Exercise instructions: Give the material once more, word for word, without any images.

* START Records for this task *

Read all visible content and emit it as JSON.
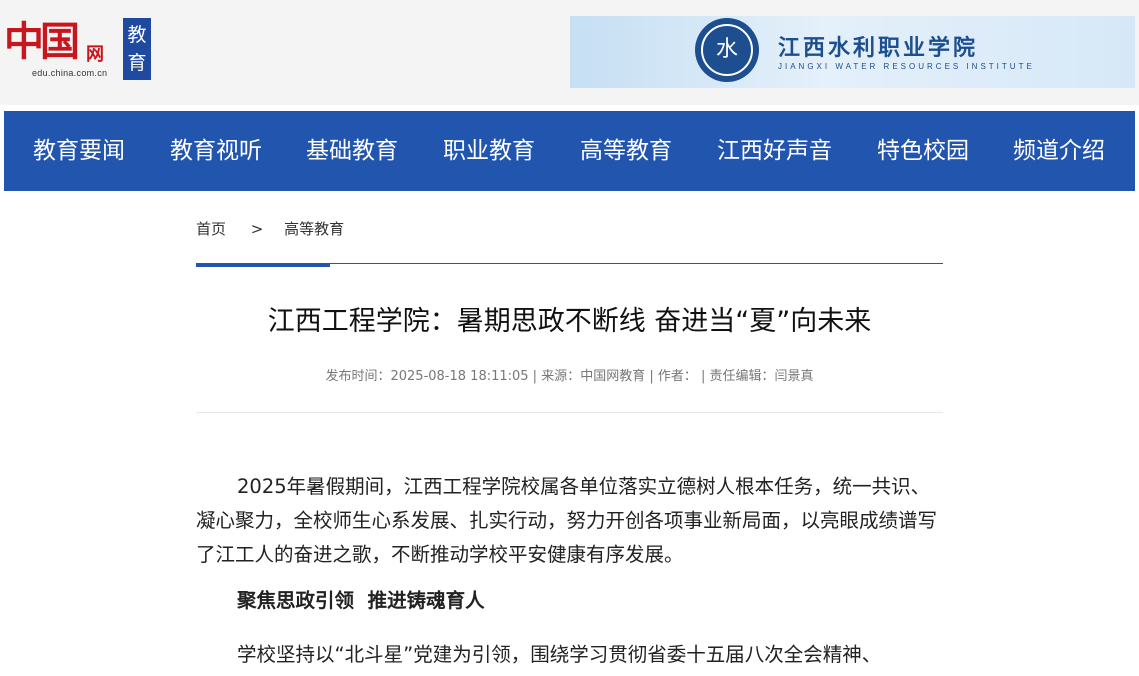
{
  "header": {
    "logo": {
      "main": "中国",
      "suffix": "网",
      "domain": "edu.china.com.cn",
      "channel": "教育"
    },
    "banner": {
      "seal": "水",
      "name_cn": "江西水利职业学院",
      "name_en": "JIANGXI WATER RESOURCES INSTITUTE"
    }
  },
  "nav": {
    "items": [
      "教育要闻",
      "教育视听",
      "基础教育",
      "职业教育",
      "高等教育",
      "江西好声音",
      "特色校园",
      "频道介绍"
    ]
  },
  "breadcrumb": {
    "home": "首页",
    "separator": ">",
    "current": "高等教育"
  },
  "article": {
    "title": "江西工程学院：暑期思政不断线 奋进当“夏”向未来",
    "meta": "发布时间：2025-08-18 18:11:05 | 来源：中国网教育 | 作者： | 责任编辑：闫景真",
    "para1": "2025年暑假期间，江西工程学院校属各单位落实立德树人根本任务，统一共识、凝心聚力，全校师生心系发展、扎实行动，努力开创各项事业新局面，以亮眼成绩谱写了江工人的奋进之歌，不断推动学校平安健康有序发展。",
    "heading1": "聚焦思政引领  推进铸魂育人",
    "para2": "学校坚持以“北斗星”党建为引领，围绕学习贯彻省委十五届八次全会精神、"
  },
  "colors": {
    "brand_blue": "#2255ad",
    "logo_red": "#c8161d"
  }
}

* END Records for this task *

Solved problem:
Read all visible content and emit it as JSON.
{
  "header": {
    "logo": {
      "main": "中国",
      "suffix": "网",
      "domain": "edu.china.com.cn",
      "channel": "教育"
    },
    "banner": {
      "seal": "水",
      "name_cn": "江西水利职业学院",
      "name_en": "JIANGXI WATER RESOURCES INSTITUTE"
    }
  },
  "nav": {
    "items": [
      "教育要闻",
      "教育视听",
      "基础教育",
      "职业教育",
      "高等教育",
      "江西好声音",
      "特色校园",
      "频道介绍"
    ]
  },
  "breadcrumb": {
    "home": "首页",
    "separator": ">",
    "current": "高等教育"
  },
  "article": {
    "title": "江西工程学院：暑期思政不断线 奋进当“夏”向未来",
    "meta": "发布时间：2025-08-18 18:11:05 | 来源：中国网教育 | 作者： | 责任编辑：闫景真",
    "para1": "2025年暑假期间，江西工程学院校属各单位落实立德树人根本任务，统一共识、凝心聚力，全校师生心系发展、扎实行动，努力开创各项事业新局面，以亮眼成绩谱写了江工人的奋进之歌，不断推动学校平安健康有序发展。",
    "heading1": "聚焦思政引领  推进铸魂育人",
    "para2": "学校坚持以“北斗星”党建为引领，围绕学习贯彻省委十五届八次全会精神、"
  },
  "colors": {
    "brand_blue": "#2255ad",
    "logo_red": "#c8161d"
  }
}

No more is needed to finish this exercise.